What you should do: Copy the lines holding the word "Taylor", all of them.

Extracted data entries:
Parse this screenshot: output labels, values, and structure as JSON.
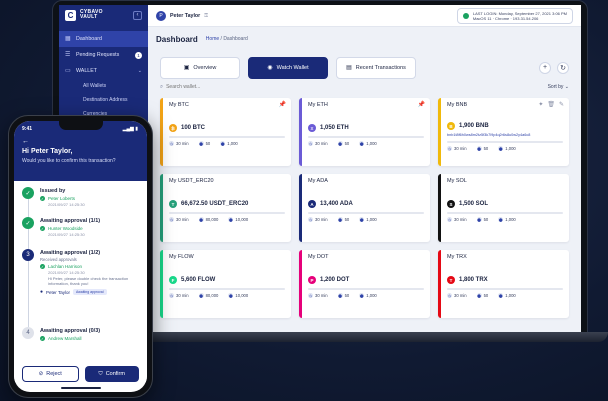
{
  "brand": {
    "logo": "C",
    "name_line1": "CYBAVO",
    "name_line2": "VAULT"
  },
  "sidebar": {
    "items": [
      {
        "label": "Dashboard",
        "icon": "grid-icon",
        "active": true
      },
      {
        "label": "Pending Requests",
        "icon": "list-icon",
        "badge": "1"
      },
      {
        "label": "WALLET",
        "icon": "wallet-icon",
        "chevron": "⌄"
      }
    ],
    "sub_items": [
      "All Wallets",
      "Destination Address",
      "Currencies"
    ]
  },
  "topbar": {
    "avatar": "P",
    "user": "Peter Taylor",
    "status_line1": "LAST LOGIN: Monday, September 27, 2021 3:06 PM",
    "status_line2": "MacOS 11 · Chrome · 193.31.54.206"
  },
  "page": {
    "title": "Dashboard",
    "crumb_home": "Home",
    "crumb_sep": "/",
    "crumb_current": "Dashboard"
  },
  "tabs": [
    {
      "label": "Overview",
      "active": false
    },
    {
      "label": "Watch Wallet",
      "active": true
    },
    {
      "label": "Recent Transactions",
      "active": false
    }
  ],
  "search": {
    "placeholder": "Search wallet...",
    "sort_label": "Sort by ⌄"
  },
  "cards": [
    {
      "name": "My BTC",
      "balance": "100 BTC",
      "coin": "₿",
      "color": "#f2a316",
      "pinned": true,
      "s1": "30 min",
      "s2": "50",
      "s3": "1,000"
    },
    {
      "name": "My ETH",
      "balance": "1,050 ETH",
      "coin": "Ξ",
      "color": "#6b5bd6",
      "pinned": true,
      "s1": "30 min",
      "s2": "50",
      "s3": "1,000"
    },
    {
      "name": "My BNB",
      "balance": "1,900 BNB",
      "coin": "B",
      "color": "#f0b90b",
      "pinned": true,
      "addr": "bnb1t8f6h0ws8m2tz5f3k7l9p4q2r6s8u0w2y4a6c8",
      "s1": "30 min",
      "s2": "50",
      "s3": "1,000"
    },
    {
      "name": "My USDT_ERC20",
      "balance": "66,672.50 USDT_ERC20",
      "coin": "T",
      "color": "#26a17b",
      "s1": "30 min",
      "s2": "80,000",
      "s3": "10,000"
    },
    {
      "name": "My ADA",
      "balance": "13,400 ADA",
      "coin": "A",
      "color": "#1a2a78",
      "s1": "30 min",
      "s2": "50",
      "s3": "1,000"
    },
    {
      "name": "My SOL",
      "balance": "1,500 SOL",
      "coin": "S",
      "color": "#111111",
      "s1": "30 min",
      "s2": "50",
      "s3": "1,000"
    },
    {
      "name": "My FLOW",
      "balance": "5,600 FLOW",
      "coin": "F",
      "color": "#19d98b",
      "s1": "30 min",
      "s2": "80,000",
      "s3": "10,000"
    },
    {
      "name": "My DOT",
      "balance": "1,200 DOT",
      "coin": "P",
      "color": "#e6007a",
      "s1": "30 min",
      "s2": "50",
      "s3": "1,000"
    },
    {
      "name": "My TRX",
      "balance": "1,800 TRX",
      "coin": "T",
      "color": "#e50915",
      "s1": "30 min",
      "s2": "50",
      "s3": "1,000"
    }
  ],
  "phone": {
    "time": "9:41",
    "signal": "▂▄▆ ▮",
    "greeting": "Hi Peter Taylor,",
    "question": "Would you like to confirm this transaction?",
    "steps": [
      {
        "title": "Issued by",
        "approver": "Peter Loberts",
        "ts": "2021/09/27 14:25:30"
      },
      {
        "title": "Awaiting approval (1/1)",
        "approver": "Hunter Woodside",
        "ts": "2021/09/27 14:25:30"
      },
      {
        "number": "3",
        "title": "Awaiting approval (1/2)",
        "sub": "Received approvals",
        "approver": "Lachlan Harrison",
        "ts": "2021/09/27 14:25:30",
        "note": "Hi Peter, please double check the transaction information, thank you!",
        "me": "Peter Taylor",
        "me_badge": "Awaiting approval"
      },
      {
        "number": "4",
        "title": "Awaiting approval (0/3)",
        "approver": "Andrew Marshall"
      }
    ],
    "reject": "Reject",
    "confirm": "Confirm"
  }
}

Task answer:
    "user": "Peter Taylor",
    "greeting": "Hi Peter Taylor,",
        "me": "Peter Taylor",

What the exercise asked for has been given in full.